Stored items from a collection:
▶

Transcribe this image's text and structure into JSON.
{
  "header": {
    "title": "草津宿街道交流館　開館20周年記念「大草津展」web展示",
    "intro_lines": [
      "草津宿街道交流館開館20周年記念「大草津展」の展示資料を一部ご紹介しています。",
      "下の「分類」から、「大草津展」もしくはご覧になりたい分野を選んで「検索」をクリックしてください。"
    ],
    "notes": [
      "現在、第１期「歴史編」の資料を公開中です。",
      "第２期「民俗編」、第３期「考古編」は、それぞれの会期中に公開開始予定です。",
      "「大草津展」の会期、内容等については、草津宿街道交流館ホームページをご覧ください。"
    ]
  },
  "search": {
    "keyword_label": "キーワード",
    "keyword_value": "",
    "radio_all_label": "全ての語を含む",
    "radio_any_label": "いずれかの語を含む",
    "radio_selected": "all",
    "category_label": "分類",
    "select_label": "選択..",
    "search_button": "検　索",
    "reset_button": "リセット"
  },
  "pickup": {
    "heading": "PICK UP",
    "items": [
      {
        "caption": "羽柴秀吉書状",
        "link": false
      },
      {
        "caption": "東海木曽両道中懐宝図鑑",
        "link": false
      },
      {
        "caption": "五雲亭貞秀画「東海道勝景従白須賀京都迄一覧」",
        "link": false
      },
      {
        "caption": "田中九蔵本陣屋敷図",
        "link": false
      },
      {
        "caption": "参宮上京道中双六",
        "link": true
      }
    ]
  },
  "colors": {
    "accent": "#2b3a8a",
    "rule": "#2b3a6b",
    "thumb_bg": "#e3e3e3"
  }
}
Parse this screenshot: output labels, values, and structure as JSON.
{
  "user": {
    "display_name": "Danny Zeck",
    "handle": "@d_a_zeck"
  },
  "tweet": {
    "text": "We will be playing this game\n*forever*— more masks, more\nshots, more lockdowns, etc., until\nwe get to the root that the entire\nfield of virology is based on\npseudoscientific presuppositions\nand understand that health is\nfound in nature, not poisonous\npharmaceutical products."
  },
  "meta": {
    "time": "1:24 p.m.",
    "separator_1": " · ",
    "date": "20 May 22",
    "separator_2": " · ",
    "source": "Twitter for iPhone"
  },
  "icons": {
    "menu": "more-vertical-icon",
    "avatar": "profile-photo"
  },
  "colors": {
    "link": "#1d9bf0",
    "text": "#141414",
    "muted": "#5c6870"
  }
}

◀

Goal of the exercise: Give the data again, exactly as it stands.

Response for this exercise:
Transcribe this image's text and structure into JSON.
{
  "header": {
    "title": "草津宿街道交流館　開館20周年記念「大草津展」web展示",
    "intro_lines": [
      "草津宿街道交流館開館20周年記念「大草津展」の展示資料を一部ご紹介しています。",
      "下の「分類」から、「大草津展」もしくはご覧になりたい分野を選んで「検索」をクリックしてください。"
    ],
    "notes": [
      "現在、第１期「歴史編」の資料を公開中です。",
      "第２期「民俗編」、第３期「考古編」は、それぞれの会期中に公開開始予定です。",
      "「大草津展」の会期、内容等については、草津宿街道交流館ホームページをご覧ください。"
    ]
  },
  "search": {
    "keyword_label": "キーワード",
    "keyword_value": "",
    "radio_all_label": "全ての語を含む",
    "radio_any_label": "いずれかの語を含む",
    "radio_selected": "all",
    "category_label": "分類",
    "select_label": "選択..",
    "search_button": "検　索",
    "reset_button": "リセット"
  },
  "pickup": {
    "heading": "PICK UP",
    "items": [
      {
        "caption": "羽柴秀吉書状",
        "link": false
      },
      {
        "caption": "東海木曽両道中懐宝図鑑",
        "link": false
      },
      {
        "caption": "五雲亭貞秀画「東海道勝景従白須賀京都迄一覧」",
        "link": false
      },
      {
        "caption": "田中九蔵本陣屋敷図",
        "link": false
      },
      {
        "caption": "参宮上京道中双六",
        "link": true
      }
    ]
  },
  "colors": {
    "accent": "#2b3a8a",
    "rule": "#2b3a6b",
    "thumb_bg": "#e3e3e3"
  }
}
Parse this screenshot: output labels, values, and structure as JSON.
{
  "user": {
    "display_name": "Danny Zeck",
    "handle": "@d_a_zeck"
  },
  "tweet": {
    "text": "We will be playing this game\n*forever*— more masks, more\nshots, more lockdowns, etc., until\nwe get to the root that the entire\nfield of virology is based on\npseudoscientific presuppositions\nand understand that health is\nfound in nature, not poisonous\npharmaceutical products."
  },
  "meta": {
    "time": "1:24 p.m.",
    "separator_1": " · ",
    "date": "20 May 22",
    "separator_2": " · ",
    "source": "Twitter for iPhone"
  },
  "icons": {
    "menu": "more-vertical-icon",
    "avatar": "profile-photo"
  },
  "colors": {
    "link": "#1d9bf0",
    "text": "#141414",
    "muted": "#5c6870"
  }
}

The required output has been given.